## OBJECTIVE
Copy exactly the last part of the entries, starting from the line with "Output the text content of this document." and including the final line.

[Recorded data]
═══

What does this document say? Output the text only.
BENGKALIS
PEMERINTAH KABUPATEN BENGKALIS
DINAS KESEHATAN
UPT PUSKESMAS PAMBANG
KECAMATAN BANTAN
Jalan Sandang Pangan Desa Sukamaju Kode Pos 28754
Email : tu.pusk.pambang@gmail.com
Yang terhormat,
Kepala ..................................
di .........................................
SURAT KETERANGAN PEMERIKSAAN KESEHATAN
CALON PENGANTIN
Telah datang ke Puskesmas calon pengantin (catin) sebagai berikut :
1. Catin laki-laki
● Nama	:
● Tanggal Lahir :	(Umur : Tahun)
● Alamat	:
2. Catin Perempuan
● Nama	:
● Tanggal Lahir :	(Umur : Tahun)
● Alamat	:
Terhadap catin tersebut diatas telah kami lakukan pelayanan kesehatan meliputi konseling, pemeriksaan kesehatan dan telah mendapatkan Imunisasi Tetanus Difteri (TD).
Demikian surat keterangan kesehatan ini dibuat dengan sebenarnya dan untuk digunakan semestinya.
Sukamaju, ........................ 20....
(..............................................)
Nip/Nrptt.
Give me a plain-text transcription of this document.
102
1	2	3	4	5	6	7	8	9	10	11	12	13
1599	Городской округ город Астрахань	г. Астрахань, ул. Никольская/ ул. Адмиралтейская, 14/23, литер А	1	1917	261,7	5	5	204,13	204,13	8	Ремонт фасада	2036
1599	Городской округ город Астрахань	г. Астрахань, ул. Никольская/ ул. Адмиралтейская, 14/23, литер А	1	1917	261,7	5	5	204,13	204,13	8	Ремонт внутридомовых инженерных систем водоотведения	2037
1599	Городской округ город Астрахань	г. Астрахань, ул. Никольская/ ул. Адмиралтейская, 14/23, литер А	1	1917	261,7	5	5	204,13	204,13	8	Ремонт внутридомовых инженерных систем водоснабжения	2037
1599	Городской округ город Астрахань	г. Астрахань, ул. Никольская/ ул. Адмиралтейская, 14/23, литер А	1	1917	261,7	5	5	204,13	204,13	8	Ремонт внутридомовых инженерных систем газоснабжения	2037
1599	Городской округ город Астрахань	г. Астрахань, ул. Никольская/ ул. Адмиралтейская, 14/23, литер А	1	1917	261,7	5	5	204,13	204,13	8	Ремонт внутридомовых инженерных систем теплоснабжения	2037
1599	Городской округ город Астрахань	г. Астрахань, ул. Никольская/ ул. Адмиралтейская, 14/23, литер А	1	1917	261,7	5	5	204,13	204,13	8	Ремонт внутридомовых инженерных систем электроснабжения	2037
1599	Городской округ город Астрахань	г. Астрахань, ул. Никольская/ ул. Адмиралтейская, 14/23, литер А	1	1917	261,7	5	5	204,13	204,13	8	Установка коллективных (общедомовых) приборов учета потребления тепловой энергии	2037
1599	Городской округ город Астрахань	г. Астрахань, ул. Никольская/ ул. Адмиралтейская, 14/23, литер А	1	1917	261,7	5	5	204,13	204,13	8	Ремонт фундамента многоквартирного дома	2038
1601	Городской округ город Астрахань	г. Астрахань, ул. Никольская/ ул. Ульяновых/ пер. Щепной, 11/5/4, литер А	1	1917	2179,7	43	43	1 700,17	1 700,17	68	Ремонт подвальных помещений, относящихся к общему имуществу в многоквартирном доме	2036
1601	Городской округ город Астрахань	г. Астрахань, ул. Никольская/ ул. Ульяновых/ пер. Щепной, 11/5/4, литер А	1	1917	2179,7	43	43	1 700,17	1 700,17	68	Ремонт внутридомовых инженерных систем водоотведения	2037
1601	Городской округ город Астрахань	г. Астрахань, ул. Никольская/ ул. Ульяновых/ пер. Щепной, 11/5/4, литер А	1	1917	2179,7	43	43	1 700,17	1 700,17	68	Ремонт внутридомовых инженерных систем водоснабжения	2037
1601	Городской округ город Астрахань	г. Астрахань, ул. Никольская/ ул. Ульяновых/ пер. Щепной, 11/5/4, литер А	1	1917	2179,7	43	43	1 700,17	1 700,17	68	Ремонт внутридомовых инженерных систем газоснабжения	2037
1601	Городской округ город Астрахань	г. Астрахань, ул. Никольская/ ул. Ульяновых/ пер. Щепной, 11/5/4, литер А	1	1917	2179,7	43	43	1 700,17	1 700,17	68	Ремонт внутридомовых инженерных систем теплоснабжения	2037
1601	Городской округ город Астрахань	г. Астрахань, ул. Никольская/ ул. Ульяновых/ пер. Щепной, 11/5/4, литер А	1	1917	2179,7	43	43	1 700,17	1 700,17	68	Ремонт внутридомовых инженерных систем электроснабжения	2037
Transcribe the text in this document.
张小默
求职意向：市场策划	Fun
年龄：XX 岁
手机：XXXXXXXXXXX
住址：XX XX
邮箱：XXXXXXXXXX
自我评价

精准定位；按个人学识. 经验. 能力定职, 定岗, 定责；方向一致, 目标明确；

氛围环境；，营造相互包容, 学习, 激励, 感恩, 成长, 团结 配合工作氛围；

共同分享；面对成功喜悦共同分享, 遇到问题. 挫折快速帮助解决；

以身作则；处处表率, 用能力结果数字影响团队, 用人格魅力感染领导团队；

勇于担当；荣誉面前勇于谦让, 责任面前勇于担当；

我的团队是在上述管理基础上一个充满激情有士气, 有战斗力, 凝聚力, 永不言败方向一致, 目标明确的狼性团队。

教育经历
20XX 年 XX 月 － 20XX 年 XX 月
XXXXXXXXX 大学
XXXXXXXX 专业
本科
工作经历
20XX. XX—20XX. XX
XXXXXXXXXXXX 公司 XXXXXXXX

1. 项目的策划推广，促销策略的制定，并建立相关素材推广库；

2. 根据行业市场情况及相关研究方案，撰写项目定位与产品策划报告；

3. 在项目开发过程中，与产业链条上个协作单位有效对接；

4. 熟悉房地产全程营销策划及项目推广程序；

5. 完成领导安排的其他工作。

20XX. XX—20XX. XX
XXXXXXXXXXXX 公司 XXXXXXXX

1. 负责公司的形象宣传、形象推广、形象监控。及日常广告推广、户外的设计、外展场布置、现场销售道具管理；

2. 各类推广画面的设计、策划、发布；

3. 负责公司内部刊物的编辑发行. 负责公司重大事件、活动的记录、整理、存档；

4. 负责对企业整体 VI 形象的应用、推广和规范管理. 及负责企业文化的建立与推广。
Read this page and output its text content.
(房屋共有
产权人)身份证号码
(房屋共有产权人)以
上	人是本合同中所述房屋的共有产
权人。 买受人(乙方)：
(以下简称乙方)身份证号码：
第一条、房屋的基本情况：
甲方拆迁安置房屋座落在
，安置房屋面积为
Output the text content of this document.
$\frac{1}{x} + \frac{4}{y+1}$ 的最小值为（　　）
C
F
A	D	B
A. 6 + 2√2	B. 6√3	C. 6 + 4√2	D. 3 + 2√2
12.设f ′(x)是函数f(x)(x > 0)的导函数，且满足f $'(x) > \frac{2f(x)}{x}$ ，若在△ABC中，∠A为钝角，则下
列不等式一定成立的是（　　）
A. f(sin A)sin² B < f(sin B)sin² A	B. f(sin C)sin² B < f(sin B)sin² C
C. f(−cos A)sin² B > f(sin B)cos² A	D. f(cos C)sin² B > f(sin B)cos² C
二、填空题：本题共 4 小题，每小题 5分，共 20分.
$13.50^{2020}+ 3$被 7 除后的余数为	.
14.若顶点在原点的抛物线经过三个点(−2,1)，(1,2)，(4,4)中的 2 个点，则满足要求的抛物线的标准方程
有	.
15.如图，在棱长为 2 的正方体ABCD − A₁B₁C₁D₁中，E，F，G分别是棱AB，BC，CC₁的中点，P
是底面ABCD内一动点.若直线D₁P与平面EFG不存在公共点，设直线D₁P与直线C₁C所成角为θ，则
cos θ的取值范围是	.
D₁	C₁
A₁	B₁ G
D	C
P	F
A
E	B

═══

## THE SOLUTION
Output the text content of this document.
$\frac{1}{x} + \frac{4}{y+1}$ 的最小值为（　　）
C
F
A	D	B
A. 6 + 2√2	B. 6√3	C. 6 + 4√2	D. 3 + 2√2
12.设f ′(x)是函数f(x)(x > 0)的导函数，且满足f $'(x) > \frac{2f(x)}{x}$ ，若在△ABC中，∠A为钝角，则下
列不等式一定成立的是（　　）
A. f(sin A)sin² B < f(sin B)sin² A	B. f(sin C)sin² B < f(sin B)sin² C
C. f(−cos A)sin² B > f(sin B)cos² A	D. f(cos C)sin² B > f(sin B)cos² C
二、填空题：本题共 4 小题，每小题 5分，共 20分.
$13.50^{2020}+ 3$被 7 除后的余数为	.
14.若顶点在原点的抛物线经过三个点(−2,1)，(1,2)，(4,4)中的 2 个点，则满足要求的抛物线的标准方程
有	.
15.如图，在棱长为 2 的正方体ABCD − A₁B₁C₁D₁中，E，F，G分别是棱AB，BC，CC₁的中点，P
是底面ABCD内一动点.若直线D₁P与平面EFG不存在公共点，设直线D₁P与直线C₁C所成角为θ，则
cos θ的取值范围是	.
D₁	C₁
A₁	B₁ G
D	C
P	F
A
E	B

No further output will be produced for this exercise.